**DATASET:**
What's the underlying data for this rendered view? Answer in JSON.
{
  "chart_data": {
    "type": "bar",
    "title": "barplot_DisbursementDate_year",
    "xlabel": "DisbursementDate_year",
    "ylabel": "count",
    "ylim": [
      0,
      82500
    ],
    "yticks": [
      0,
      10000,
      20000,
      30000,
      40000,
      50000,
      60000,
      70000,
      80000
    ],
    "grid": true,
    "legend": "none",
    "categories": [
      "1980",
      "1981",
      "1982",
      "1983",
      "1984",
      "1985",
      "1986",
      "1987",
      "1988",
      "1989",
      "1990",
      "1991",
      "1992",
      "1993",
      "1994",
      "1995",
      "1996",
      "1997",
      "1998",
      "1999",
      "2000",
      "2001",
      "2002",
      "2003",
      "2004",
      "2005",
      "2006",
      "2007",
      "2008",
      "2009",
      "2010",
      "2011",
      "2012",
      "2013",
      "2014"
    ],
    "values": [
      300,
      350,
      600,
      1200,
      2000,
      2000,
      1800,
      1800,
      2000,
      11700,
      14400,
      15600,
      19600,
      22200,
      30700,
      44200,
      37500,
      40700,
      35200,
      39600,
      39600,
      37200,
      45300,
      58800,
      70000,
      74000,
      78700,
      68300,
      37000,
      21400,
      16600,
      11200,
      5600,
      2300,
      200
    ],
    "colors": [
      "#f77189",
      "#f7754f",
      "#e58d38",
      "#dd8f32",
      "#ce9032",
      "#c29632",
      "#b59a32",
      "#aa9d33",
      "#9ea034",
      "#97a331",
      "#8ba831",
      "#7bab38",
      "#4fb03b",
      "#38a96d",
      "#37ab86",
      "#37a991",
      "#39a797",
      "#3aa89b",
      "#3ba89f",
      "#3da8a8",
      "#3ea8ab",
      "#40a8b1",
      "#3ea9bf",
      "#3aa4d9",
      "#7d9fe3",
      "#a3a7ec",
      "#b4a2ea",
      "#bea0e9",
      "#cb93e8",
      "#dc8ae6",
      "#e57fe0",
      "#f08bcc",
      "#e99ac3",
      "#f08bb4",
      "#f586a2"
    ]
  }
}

**WORK INSTRUCTIONS:**
Reproduce every record above exactly as it appears.

**THE OUTPUT:**
What's the underlying data for this rendered view? Answer in JSON.
{
  "chart_data": {
    "type": "bar",
    "title": "barplot_DisbursementDate_year",
    "xlabel": "DisbursementDate_year",
    "ylabel": "count",
    "ylim": [
      0,
      82500
    ],
    "yticks": [
      0,
      10000,
      20000,
      30000,
      40000,
      50000,
      60000,
      70000,
      80000
    ],
    "grid": true,
    "legend": "none",
    "categories": [
      "1980",
      "1981",
      "1982",
      "1983",
      "1984",
      "1985",
      "1986",
      "1987",
      "1988",
      "1989",
      "1990",
      "1991",
      "1992",
      "1993",
      "1994",
      "1995",
      "1996",
      "1997",
      "1998",
      "1999",
      "2000",
      "2001",
      "2002",
      "2003",
      "2004",
      "2005",
      "2006",
      "2007",
      "2008",
      "2009",
      "2010",
      "2011",
      "2012",
      "2013",
      "2014"
    ],
    "values": [
      300,
      350,
      600,
      1200,
      2000,
      2000,
      1800,
      1800,
      2000,
      11700,
      14400,
      15600,
      19600,
      22200,
      30700,
      44200,
      37500,
      40700,
      35200,
      39600,
      39600,
      37200,
      45300,
      58800,
      70000,
      74000,
      78700,
      68300,
      37000,
      21400,
      16600,
      11200,
      5600,
      2300,
      200
    ],
    "colors": [
      "#f77189",
      "#f7754f",
      "#e58d38",
      "#dd8f32",
      "#ce9032",
      "#c29632",
      "#b59a32",
      "#aa9d33",
      "#9ea034",
      "#97a331",
      "#8ba831",
      "#7bab38",
      "#4fb03b",
      "#38a96d",
      "#37ab86",
      "#37a991",
      "#39a797",
      "#3aa89b",
      "#3ba89f",
      "#3da8a8",
      "#3ea8ab",
      "#40a8b1",
      "#3ea9bf",
      "#3aa4d9",
      "#7d9fe3",
      "#a3a7ec",
      "#b4a2ea",
      "#bea0e9",
      "#cb93e8",
      "#dc8ae6",
      "#e57fe0",
      "#f08bcc",
      "#e99ac3",
      "#f08bb4",
      "#f586a2"
    ]
  }
}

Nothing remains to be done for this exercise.